Scan the entries and copy each line where the word "kids" is present.

Content starts

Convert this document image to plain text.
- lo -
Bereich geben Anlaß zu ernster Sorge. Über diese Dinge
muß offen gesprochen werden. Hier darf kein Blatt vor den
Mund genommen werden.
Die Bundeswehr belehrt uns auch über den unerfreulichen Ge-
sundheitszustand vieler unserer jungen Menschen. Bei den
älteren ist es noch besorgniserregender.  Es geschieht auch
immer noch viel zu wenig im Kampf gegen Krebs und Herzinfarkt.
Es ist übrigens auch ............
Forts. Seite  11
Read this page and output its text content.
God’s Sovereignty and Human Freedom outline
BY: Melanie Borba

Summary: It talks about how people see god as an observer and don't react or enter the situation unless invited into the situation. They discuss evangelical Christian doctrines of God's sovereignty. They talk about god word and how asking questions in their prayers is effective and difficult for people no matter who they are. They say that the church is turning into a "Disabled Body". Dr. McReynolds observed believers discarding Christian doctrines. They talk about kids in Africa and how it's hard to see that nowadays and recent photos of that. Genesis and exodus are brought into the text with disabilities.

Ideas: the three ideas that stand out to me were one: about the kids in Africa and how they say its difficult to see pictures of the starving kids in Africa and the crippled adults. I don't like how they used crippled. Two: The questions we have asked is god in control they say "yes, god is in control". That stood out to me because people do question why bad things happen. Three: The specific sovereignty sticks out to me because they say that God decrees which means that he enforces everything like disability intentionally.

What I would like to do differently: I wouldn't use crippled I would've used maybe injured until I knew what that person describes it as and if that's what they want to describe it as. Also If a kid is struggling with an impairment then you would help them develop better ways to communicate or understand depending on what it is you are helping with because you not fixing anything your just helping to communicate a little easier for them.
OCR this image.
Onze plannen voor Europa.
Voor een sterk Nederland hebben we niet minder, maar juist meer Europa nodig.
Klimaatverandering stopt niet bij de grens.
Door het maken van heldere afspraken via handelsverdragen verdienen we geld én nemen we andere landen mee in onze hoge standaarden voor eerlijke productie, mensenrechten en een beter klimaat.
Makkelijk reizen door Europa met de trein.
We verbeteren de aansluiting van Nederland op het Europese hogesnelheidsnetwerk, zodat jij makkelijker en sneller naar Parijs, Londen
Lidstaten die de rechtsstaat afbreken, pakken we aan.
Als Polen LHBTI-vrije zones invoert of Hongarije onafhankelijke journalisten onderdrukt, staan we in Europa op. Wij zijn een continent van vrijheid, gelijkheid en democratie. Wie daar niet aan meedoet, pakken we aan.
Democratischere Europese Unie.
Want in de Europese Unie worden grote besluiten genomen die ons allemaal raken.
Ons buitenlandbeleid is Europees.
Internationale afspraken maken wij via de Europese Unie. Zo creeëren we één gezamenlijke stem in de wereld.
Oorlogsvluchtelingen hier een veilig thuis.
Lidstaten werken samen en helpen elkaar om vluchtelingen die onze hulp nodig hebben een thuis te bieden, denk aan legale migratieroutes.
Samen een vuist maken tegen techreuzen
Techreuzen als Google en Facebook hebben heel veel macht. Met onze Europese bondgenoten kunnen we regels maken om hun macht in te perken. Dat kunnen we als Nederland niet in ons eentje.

Content ends

**SOLUTION FOR THIS EXERCISE:**
Summary: It talks about how people see god as an observer and don't react or enter the situation unless invited into the situation. They discuss evangelical Christian doctrines of God's sovereignty. They talk about god word and how asking questions in their prayers is effective and difficult for people no matter who they are. They say that the church is turning into a "Disabled Body". Dr. McReynolds observed believers discarding Christian doctrines. They talk about kids in Africa and how it's hard to see that nowadays and recent photos of that. Genesis and exodus are brought into the text with disabilities.
Ideas: the three ideas that stand out to me were one: about the kids in Africa and how they say its difficult to see pictures of the starving kids in Africa and the crippled adults. I don't like how they used crippled. Two: The questions we have asked is god in control they say "yes, god is in control". That stood out to me because people do question why bad things happen. Three: The specific sovereignty sticks out to me because they say that God decrees which means that he enforces everything like disability intentionally.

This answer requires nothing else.